Aim - A line counts if it contains the word "with" at least once. State how many such lines the records contain, giving the number alone.

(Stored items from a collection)
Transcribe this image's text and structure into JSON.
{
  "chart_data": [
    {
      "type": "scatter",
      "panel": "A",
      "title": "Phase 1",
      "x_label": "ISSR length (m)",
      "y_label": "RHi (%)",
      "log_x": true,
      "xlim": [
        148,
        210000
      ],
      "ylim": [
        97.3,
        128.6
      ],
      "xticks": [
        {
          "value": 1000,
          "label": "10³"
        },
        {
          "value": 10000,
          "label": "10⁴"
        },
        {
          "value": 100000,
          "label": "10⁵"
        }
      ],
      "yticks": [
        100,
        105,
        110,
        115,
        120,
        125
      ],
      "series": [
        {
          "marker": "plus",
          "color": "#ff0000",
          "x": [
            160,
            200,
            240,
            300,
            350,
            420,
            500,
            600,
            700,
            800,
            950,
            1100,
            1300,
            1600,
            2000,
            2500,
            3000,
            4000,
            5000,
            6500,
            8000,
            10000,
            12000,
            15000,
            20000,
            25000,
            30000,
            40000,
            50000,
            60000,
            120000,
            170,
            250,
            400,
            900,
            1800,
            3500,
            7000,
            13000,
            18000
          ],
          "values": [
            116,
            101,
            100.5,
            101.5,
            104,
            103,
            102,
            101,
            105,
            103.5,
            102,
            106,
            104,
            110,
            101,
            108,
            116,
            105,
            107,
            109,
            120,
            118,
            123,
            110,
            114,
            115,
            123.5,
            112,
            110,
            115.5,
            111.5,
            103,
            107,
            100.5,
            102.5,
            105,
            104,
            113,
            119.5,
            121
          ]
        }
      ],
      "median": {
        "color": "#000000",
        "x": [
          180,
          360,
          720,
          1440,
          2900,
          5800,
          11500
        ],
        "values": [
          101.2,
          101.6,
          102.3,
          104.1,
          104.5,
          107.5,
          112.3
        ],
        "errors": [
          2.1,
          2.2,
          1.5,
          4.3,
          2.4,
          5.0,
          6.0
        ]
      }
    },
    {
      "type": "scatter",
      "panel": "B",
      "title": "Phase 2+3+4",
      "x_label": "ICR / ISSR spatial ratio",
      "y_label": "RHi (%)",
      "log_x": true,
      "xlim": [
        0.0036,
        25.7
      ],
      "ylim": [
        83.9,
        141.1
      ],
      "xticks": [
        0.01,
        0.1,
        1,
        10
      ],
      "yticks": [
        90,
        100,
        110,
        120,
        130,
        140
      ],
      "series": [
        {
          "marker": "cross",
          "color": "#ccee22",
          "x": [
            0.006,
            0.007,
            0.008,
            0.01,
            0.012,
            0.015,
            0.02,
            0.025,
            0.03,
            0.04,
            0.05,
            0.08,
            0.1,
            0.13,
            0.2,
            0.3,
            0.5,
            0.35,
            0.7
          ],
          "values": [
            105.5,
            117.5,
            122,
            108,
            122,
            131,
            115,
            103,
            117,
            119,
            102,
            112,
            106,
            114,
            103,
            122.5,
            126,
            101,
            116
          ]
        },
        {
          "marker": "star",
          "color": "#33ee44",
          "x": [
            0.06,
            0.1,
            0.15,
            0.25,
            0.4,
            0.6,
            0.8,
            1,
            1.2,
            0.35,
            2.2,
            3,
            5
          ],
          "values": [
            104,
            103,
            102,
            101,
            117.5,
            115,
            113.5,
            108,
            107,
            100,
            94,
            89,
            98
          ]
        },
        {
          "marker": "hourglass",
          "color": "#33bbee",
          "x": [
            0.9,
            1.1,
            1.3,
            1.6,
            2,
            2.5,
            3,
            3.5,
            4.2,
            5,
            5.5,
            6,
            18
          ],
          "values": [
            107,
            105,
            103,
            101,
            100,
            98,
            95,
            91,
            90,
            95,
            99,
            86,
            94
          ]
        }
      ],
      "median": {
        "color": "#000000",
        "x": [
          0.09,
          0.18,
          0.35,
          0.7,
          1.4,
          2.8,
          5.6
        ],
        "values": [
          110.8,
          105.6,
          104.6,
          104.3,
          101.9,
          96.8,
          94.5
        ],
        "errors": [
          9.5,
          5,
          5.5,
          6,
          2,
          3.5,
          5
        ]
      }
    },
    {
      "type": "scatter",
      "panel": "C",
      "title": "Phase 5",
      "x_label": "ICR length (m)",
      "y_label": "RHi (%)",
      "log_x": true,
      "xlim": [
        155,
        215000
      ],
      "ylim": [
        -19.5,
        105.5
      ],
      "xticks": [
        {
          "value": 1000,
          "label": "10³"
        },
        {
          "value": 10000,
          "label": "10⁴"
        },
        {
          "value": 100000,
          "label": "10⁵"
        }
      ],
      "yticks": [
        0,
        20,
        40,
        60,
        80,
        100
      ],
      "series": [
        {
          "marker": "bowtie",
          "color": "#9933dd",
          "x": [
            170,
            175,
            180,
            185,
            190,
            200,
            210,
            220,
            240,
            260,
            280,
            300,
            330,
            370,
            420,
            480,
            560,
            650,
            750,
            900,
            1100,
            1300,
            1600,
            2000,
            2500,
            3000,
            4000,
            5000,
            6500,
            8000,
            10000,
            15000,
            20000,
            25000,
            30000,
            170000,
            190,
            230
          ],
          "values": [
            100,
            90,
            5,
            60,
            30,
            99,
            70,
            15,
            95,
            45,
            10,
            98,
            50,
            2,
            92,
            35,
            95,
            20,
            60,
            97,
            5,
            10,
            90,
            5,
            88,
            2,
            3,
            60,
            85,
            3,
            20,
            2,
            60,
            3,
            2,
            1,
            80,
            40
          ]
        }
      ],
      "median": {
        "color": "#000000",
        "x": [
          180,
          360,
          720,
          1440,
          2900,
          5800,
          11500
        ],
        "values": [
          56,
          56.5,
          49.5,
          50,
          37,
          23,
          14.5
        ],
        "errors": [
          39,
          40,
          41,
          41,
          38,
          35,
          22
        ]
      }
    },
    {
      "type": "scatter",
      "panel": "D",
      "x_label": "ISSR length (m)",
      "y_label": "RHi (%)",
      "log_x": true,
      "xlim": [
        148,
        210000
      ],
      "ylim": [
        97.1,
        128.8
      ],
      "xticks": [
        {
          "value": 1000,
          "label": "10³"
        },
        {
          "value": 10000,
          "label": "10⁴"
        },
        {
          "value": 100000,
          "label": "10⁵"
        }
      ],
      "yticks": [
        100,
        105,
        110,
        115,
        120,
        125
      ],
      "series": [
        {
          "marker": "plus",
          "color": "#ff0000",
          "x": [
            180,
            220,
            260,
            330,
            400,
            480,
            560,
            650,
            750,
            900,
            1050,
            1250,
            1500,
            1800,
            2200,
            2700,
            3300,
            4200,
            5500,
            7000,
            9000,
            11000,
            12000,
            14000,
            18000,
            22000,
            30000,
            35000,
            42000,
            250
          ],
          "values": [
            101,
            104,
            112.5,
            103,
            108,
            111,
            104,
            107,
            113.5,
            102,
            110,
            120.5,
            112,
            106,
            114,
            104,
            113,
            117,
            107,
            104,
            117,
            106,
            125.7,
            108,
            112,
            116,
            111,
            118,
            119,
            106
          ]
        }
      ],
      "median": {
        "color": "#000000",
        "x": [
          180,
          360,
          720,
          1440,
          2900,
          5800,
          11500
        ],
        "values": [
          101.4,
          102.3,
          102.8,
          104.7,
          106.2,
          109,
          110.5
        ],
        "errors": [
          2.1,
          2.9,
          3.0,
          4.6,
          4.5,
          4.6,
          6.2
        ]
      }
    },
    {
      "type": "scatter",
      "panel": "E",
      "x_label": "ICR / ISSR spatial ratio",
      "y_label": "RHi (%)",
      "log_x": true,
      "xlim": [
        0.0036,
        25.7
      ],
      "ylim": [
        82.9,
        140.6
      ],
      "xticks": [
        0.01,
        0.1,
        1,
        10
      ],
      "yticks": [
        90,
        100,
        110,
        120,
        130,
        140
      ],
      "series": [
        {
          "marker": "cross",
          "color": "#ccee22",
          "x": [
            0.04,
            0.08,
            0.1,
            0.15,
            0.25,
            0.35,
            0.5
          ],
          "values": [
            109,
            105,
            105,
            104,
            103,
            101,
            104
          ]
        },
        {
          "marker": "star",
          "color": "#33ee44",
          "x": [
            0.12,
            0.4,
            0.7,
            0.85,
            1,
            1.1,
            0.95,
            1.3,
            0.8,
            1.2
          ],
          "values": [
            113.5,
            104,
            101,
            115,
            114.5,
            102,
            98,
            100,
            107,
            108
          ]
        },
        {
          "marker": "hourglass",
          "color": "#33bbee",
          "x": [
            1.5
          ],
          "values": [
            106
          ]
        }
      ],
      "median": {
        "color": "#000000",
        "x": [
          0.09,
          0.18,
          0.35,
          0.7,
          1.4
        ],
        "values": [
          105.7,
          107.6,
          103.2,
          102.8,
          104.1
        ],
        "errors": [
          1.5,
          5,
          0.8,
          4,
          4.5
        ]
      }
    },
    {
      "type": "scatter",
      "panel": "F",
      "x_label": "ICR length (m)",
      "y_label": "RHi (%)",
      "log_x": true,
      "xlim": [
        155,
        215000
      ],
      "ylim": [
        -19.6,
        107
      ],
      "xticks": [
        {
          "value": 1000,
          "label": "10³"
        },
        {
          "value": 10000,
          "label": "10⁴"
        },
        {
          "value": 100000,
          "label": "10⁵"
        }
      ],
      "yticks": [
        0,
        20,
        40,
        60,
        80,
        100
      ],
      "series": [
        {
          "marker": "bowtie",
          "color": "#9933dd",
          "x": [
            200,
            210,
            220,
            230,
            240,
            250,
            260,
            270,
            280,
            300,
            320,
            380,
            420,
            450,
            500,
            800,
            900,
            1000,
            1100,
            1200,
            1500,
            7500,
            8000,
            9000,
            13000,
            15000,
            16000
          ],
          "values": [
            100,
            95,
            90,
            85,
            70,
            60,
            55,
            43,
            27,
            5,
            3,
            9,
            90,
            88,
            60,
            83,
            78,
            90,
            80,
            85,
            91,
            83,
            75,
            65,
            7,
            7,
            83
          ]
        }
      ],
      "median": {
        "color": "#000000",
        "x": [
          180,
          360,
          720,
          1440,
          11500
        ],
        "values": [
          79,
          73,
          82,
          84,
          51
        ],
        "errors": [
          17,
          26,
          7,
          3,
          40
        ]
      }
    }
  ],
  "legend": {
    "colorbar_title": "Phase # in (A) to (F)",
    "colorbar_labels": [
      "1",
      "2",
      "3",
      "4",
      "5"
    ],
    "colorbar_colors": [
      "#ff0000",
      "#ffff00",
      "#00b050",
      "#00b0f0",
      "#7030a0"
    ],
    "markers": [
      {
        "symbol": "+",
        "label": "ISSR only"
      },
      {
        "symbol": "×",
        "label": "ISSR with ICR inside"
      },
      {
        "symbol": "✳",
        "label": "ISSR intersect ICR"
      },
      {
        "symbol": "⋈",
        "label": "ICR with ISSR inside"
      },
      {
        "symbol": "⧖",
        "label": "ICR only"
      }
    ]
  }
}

Output - 2